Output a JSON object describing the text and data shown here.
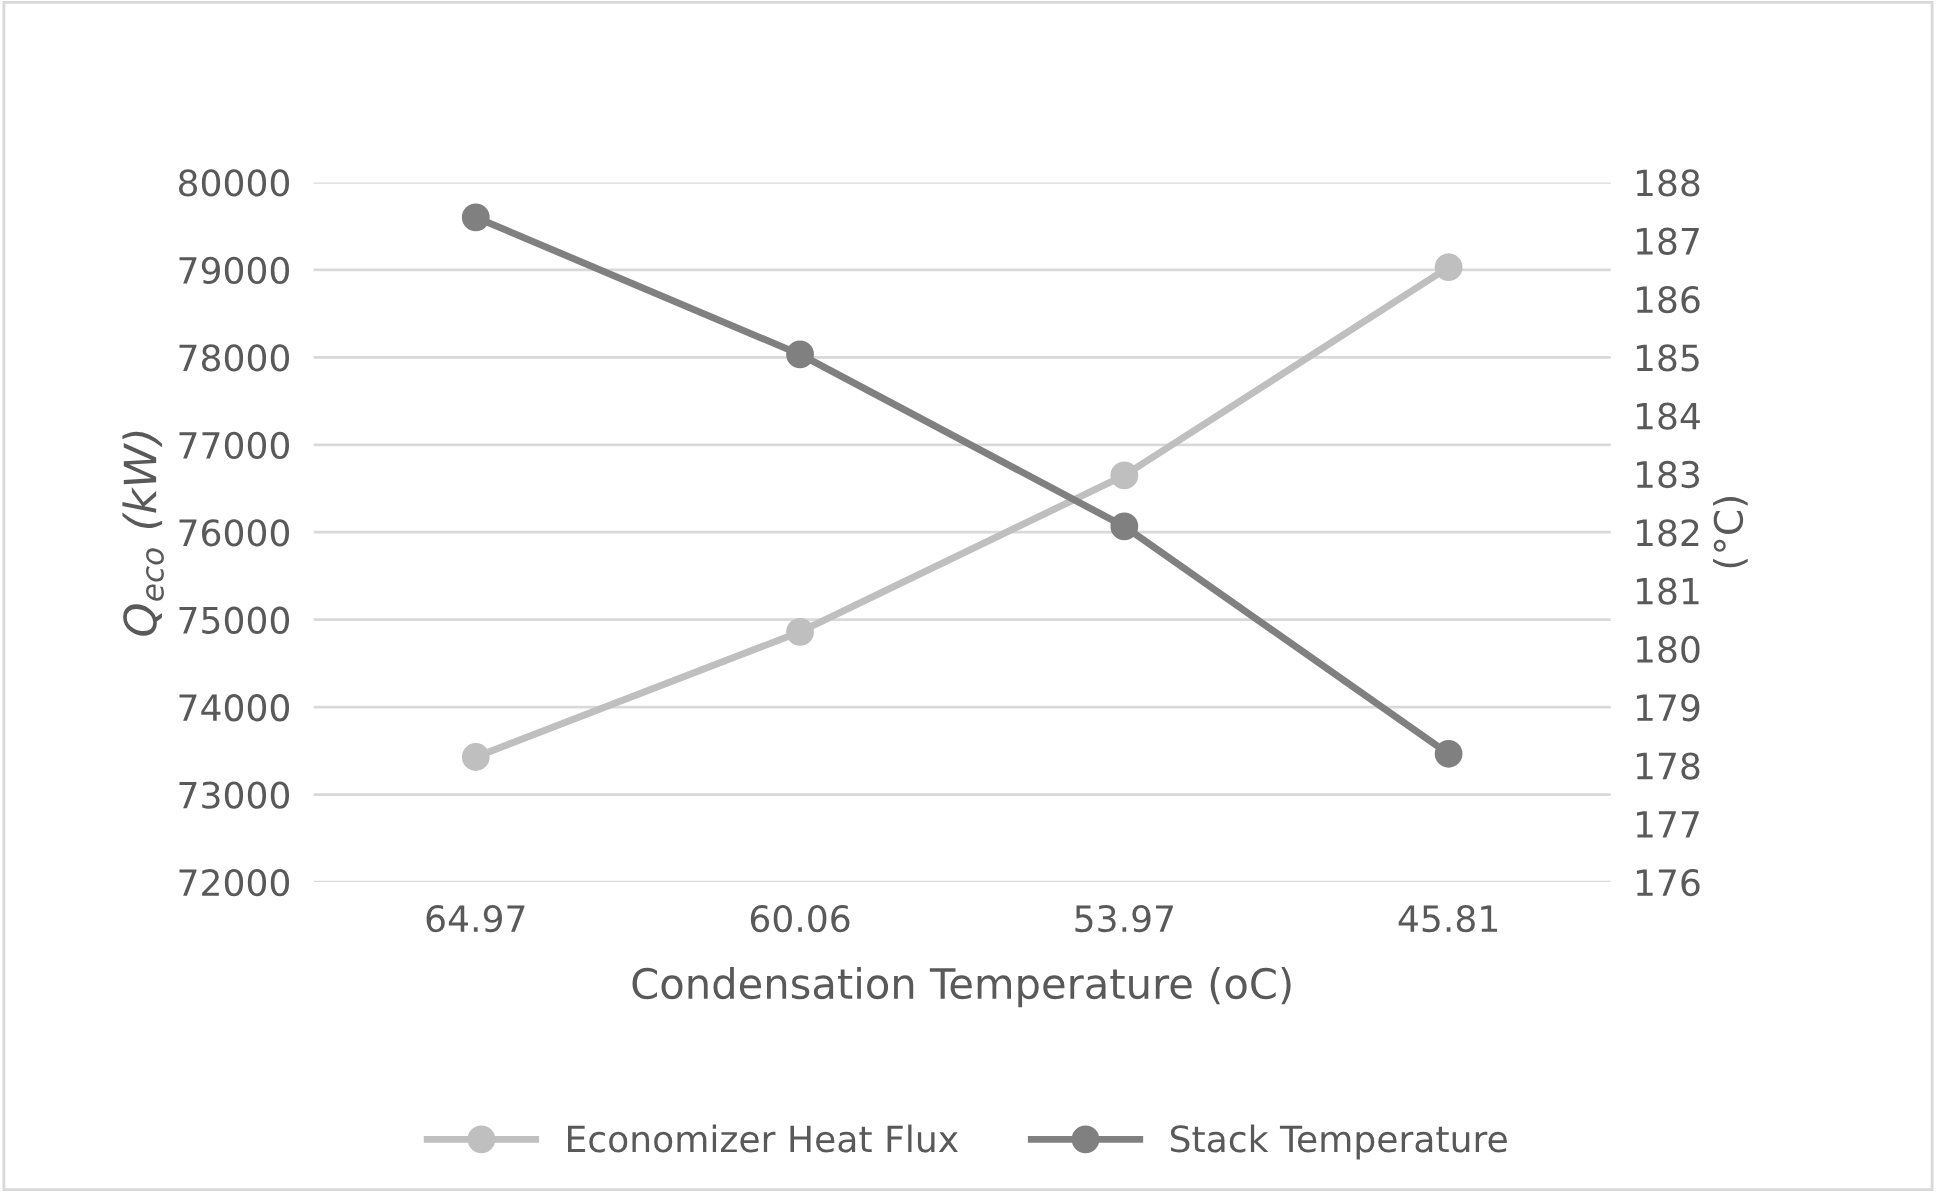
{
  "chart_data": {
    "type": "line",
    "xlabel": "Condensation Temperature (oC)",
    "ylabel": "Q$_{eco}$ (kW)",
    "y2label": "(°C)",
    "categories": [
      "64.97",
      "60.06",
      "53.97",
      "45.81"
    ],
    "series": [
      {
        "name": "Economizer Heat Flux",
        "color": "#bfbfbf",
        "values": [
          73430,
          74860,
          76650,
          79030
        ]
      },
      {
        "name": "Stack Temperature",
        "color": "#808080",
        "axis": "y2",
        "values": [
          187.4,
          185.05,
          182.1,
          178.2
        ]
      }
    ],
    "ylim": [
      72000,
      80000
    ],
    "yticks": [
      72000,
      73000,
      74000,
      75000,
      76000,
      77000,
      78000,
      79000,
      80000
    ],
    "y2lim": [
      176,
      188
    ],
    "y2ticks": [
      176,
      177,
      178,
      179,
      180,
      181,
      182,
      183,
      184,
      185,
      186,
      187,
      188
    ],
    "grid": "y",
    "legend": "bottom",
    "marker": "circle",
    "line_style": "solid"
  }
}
......
__YOUR TASK__:
Reproduce every record word for word. The copy must contain no pictures.

__FINAL ANSWER__:
Output a JSON object describing the text and data shown here.
{
  "chart_data": {
    "type": "line",
    "xlabel": "Condensation Temperature (oC)",
    "ylabel": "Q$_{eco}$ (kW)",
    "y2label": "(°C)",
    "categories": [
      "64.97",
      "60.06",
      "53.97",
      "45.81"
    ],
    "series": [
      {
        "name": "Economizer Heat Flux",
        "color": "#bfbfbf",
        "values": [
          73430,
          74860,
          76650,
          79030
        ]
      },
      {
        "name": "Stack Temperature",
        "color": "#808080",
        "axis": "y2",
        "values": [
          187.4,
          185.05,
          182.1,
          178.2
        ]
      }
    ],
    "ylim": [
      72000,
      80000
    ],
    "yticks": [
      72000,
      73000,
      74000,
      75000,
      76000,
      77000,
      78000,
      79000,
      80000
    ],
    "y2lim": [
      176,
      188
    ],
    "y2ticks": [
      176,
      177,
      178,
      179,
      180,
      181,
      182,
      183,
      184,
      185,
      186,
      187,
      188
    ],
    "grid": "y",
    "legend": "bottom",
    "marker": "circle",
    "line_style": "solid"
  }
}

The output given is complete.